Items from a data source:
-*-*-

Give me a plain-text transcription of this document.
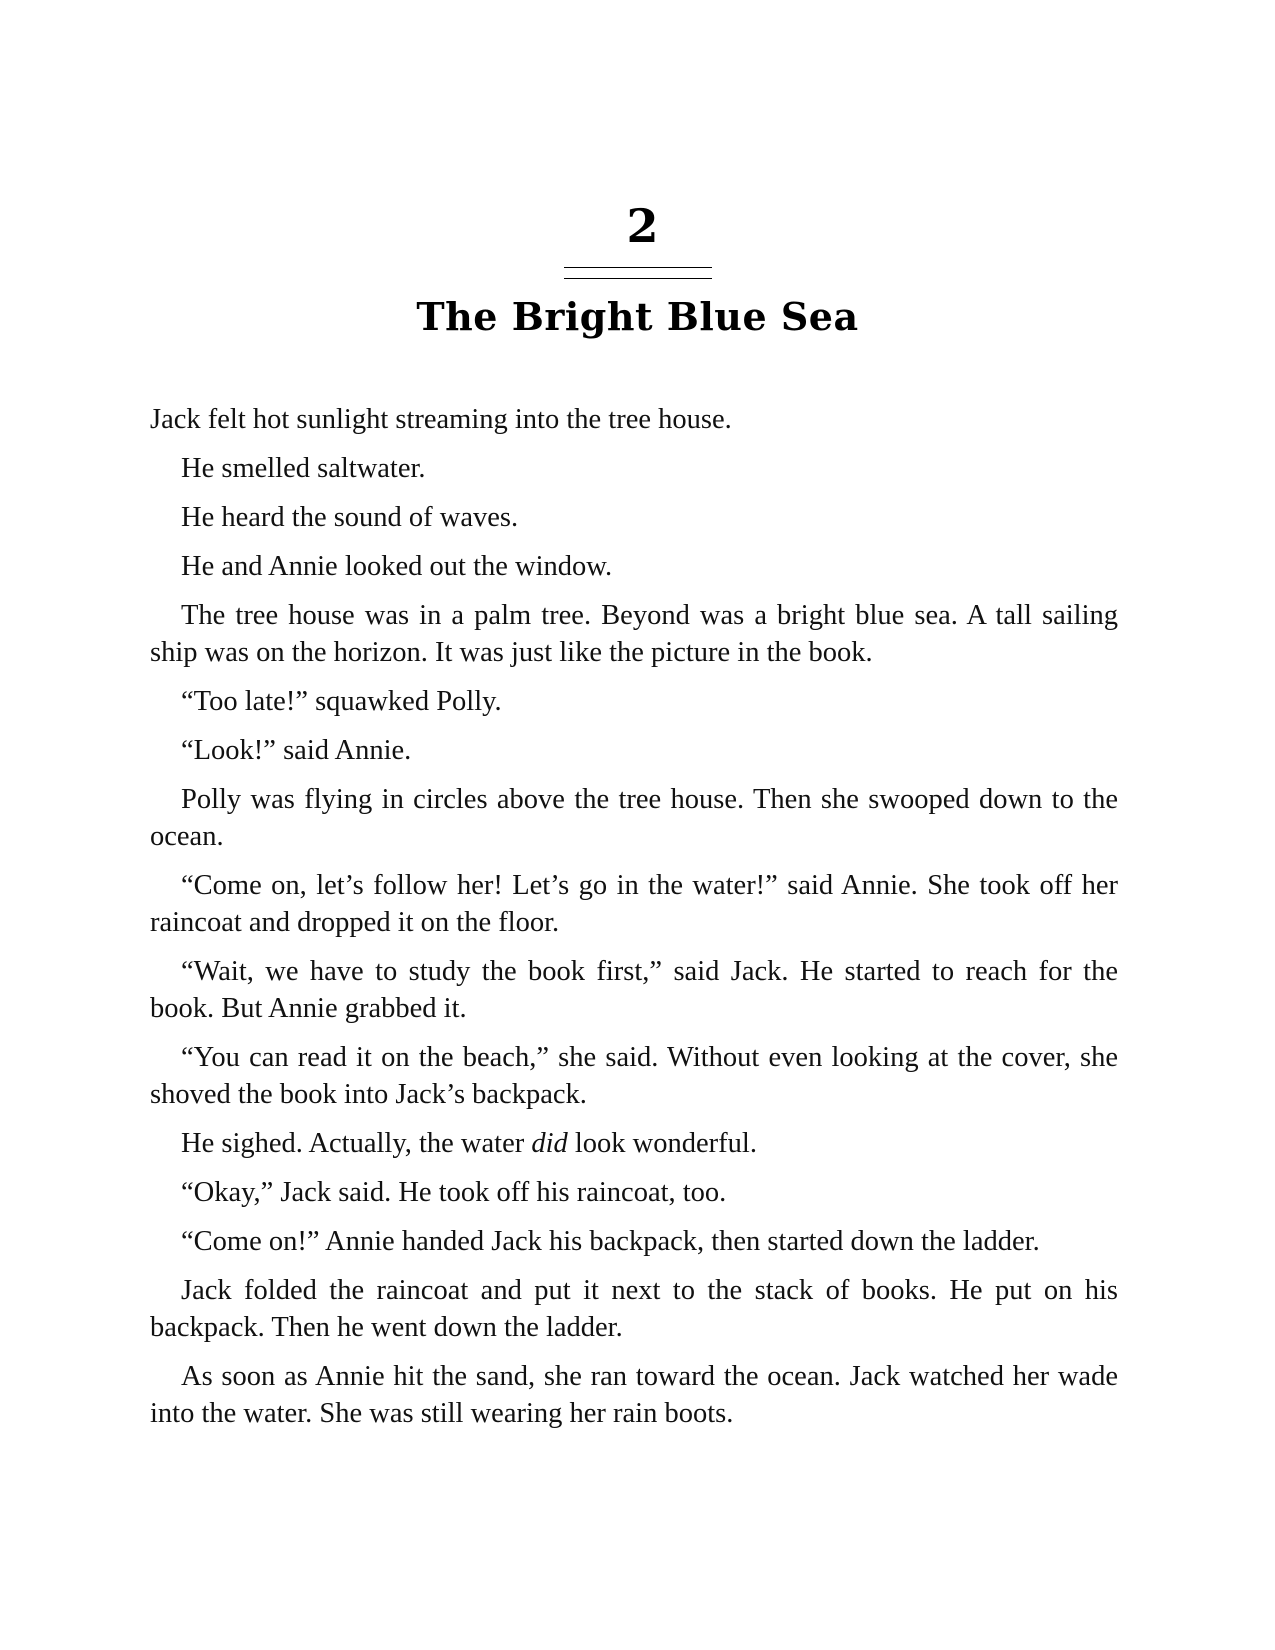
2
The Bright Blue Sea

Jack felt hot sunlight streaming into the tree house.

He smelled saltwater.

He heard the sound of waves.

He and Annie looked out the window.

The tree house was in a palm tree. Beyond was a bright blue sea. A tall sailing ship was on the horizon. It was just like the picture in the book.

“Too late!” squawked Polly.

“Look!” said Annie.

Polly was flying in circles above the tree house. Then she swooped down to the ocean.

“Come on, let’s follow her! Let’s go in the water!” said Annie. She took off her raincoat and dropped it on the floor.

“Wait, we have to study the book first,” said Jack. He started to reach for the book. But Annie grabbed it.

“You can read it on the beach,” she said. Without even looking at the cover, she shoved the book into Jack’s backpack.

He sighed. Actually, the water did look wonderful.

“Okay,” Jack said. He took off his raincoat, too.

“Come on!” Annie handed Jack his backpack, then started down the ladder.

Jack folded the raincoat and put it next to the stack of books. He put on his backpack. Then he went down the ladder.

As soon as Annie hit the sand, she ran toward the ocean. Jack watched her wade into the water. She was still wearing her rain boots.
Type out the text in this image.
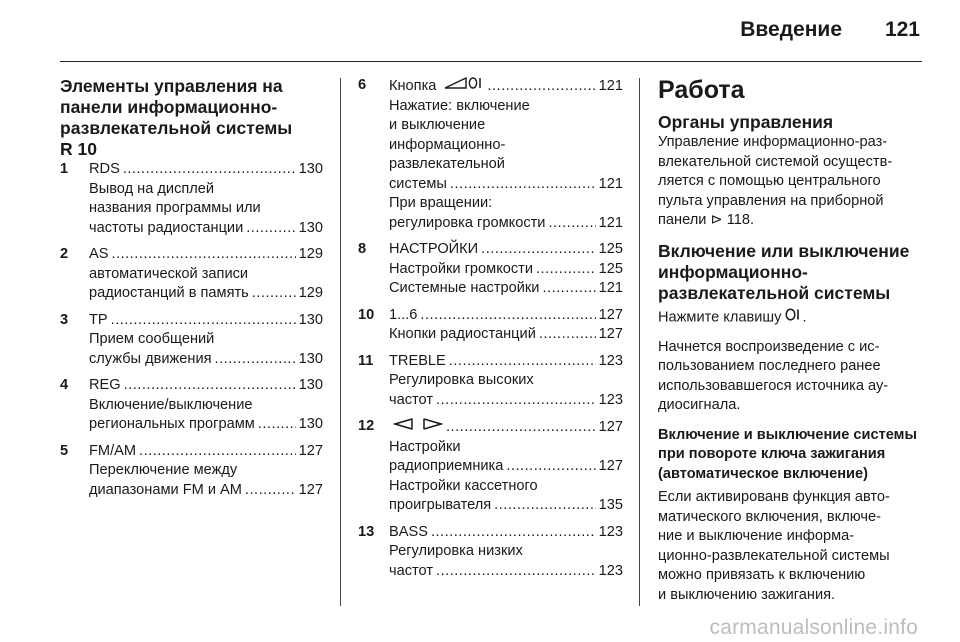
Введение 121
Элементы управления на
панели информационно-
развлекательной системы
R 10
1 RDS .....	130
Вывод на дисплей
названия программы или
частоты радиостанции .....	130
2 AS .....	129
автоматической записи
радиостанций в память .....	129
3 TP .....	130
Прием сообщений
службы движения .....	130
4 REG .....	130
Включение/выключение
региональных программ .....	130
5 FM/AM .....	127
Переключение между
диапазонами FM и AM .....	127
6 Кнопка .....	121
Нажатие: включение
и выключение
информационно-
развлекательной
системы .....	121
При вращении:
регулировка громкости .....	121
8 НАСТРОЙКИ .....	125
Настройки громкости .....	125
Системные настройки .....	121
10 1...6 .....	127
Кнопки радиостанций .....	127
11 TREBLE .....	123
Регулировка высоких
частот .....	123
12 .....	127
Настройки
радиоприемника .....	127
Настройки кассетного
проигрывателя .....	135
13 BASS .....	123
Регулировка низких
частот .....	123
Работа
Органы управления
Управление информационно-раз-
влекательной системой осуществ-
ляется с помощью центрального
пульта управления на приборной
панели ⊳ 118.
Включение или выключение
информационно-
развлекательной системы
Нажмите клавишу .
Начнется воспроизведение с ис-
пользованием последнего ранее
использовавшегося источника ау-
диосигнала.
Включение и выключение системы
при повороте ключа зажигания
(автоматическое включение)
Если активированв функция авто-
матического включения, включе-
ние и выключение информа-
ционно-развлекательной системы
можно привязать к включению
и выключению зажигания.
carmanualsonline.info
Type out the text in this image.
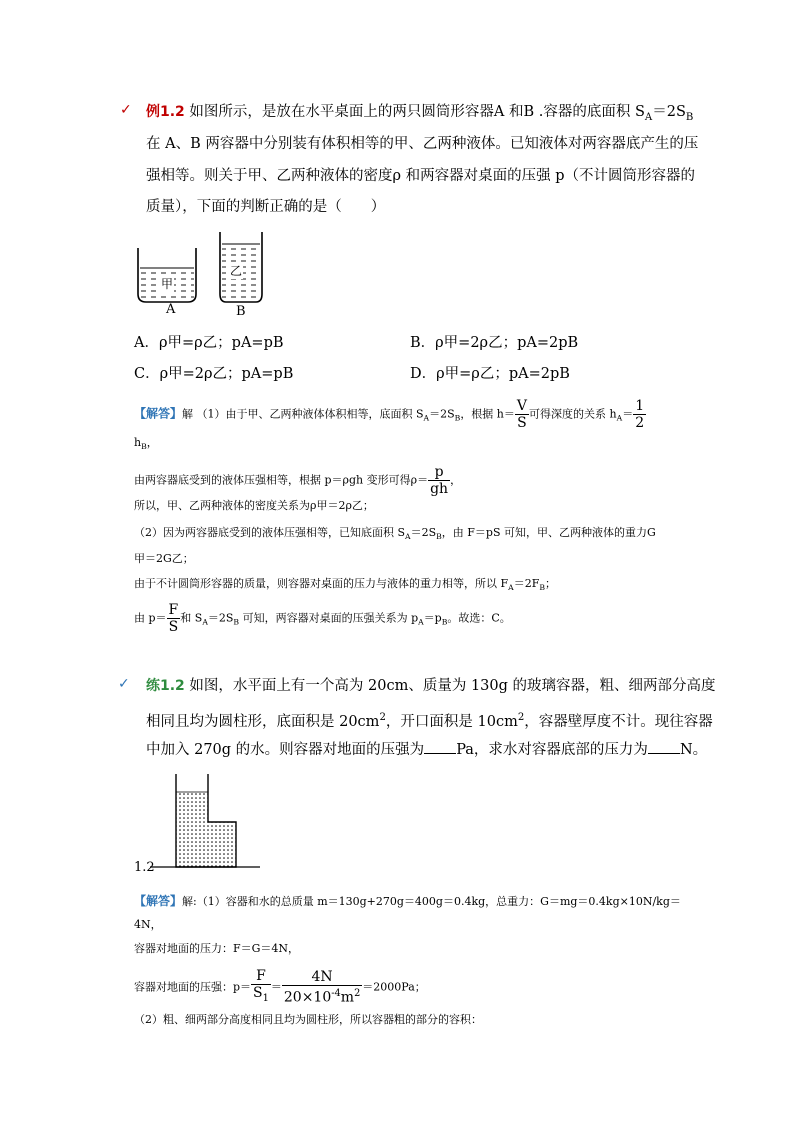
✓ 例1.2 如图所示，是放在水平桌面上的两只圆筒形容器A 和B .容器的底面积 $S_A=2S_B$
在 A、B 两容器中分别装有体积相等的甲、乙两种液体。已知液体对两容器底产生的压
强相等。则关于甲、乙两种液体的密度ρ 和两容器对桌面的压强 p（不计圆筒形容器的
质量），下面的判断正确的是（　　）
甲
乙
A	B
A．ρ甲=ρ乙；pA=pB	B．ρ甲=2ρ乙；pA=2pB
C．ρ甲=2ρ乙；pA=pB	D．ρ甲=ρ乙；pA=2pB
【解答】解 （1）由于甲、乙两种液体体积相等，底面积 $S_A=2S_B$，根据 $h= \frac{V}{S}$ 可得深度的关系 $h_A= \frac{1}{2}$
$h_B$，
由两容器底受到的液体压强相等，根据 p＝ρgh 变形可得$\rho= \frac{p}{gh}$ ，
所以，甲、乙两种液体的密度关系为ρ甲＝2ρ乙；
（2）因为两容器底受到的液体压强相等，已知底面积 $S_A=2S_B$，由 F＝pS 可知，甲、乙两种液体的重力G
甲＝2G乙；
由于不计圆筒形容器的质量，则容器对桌面的压力与液体的重力相等，所以 $F_A=2F_B$；
由 $p= \frac{F}{S}$ 和 $S_A=2S_B$ 可知，两容器对桌面的压强关系为 $p_A=p_B$。故选：C。
✓ 练1.2 如图，水平面上有一个高为 20cm、质量为 130g 的玻璃容器，粗、细两部分高度
相同且均为圆柱形，底面积是 $20cm^2$，开口面积是 $10cm^2$，容器壁厚度不计。现往容器
中加入 270g 的水。则容器对地面的压强为 Pa，求水对容器底部的压力为 N。
1.2
【解答】解:（1）容器和水的总质量 m＝130g+270g＝400g＝0.4kg，总重力：G＝mg＝0.4kg×10N/kg＝
4N，
容器对地面的压力：F＝G＝4N，
容器对地面的压强：$p= \frac{F}{S_1} = \frac{4N}{20\times 10^{-4}m^2} =2000Pa$；
（2）粗、细两部分高度相同且均为圆柱形，所以容器粗的部分的容积：
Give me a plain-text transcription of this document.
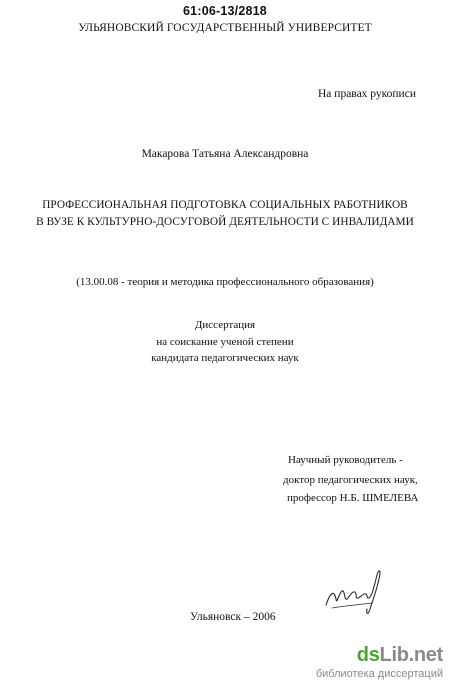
61:06-13/2818
УЛЬЯНОВСКИЙ ГОСУДАРСТВЕННЫЙ УНИВЕРСИТЕТ
На правах рукописи
Макарова Татьяна Александровна
ПРОФЕССИОНАЛЬНАЯ ПОДГОТОВКА СОЦИАЛЬНЫХ РАБОТНИКОВ
В ВУЗЕ К КУЛЬТУРНО-ДОСУГОВОЙ ДЕЯТЕЛЬНОСТИ С ИНВАЛИДАМИ
(13.00.08 - теория и методика профессионального образования)
Диссертация
на соискание ученой степени
кандидата педагогических наук
Научный руководитель -
доктор педагогических наук,
профессор Н.Б. ШМЕЛЕВА
Ульяновск – 2006
dsLib.net
библиотека диссертаций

-*-*-

- **Brief**
Report the number of lines above containing the word "down", with no other text.

- **Solution to this exercise**
3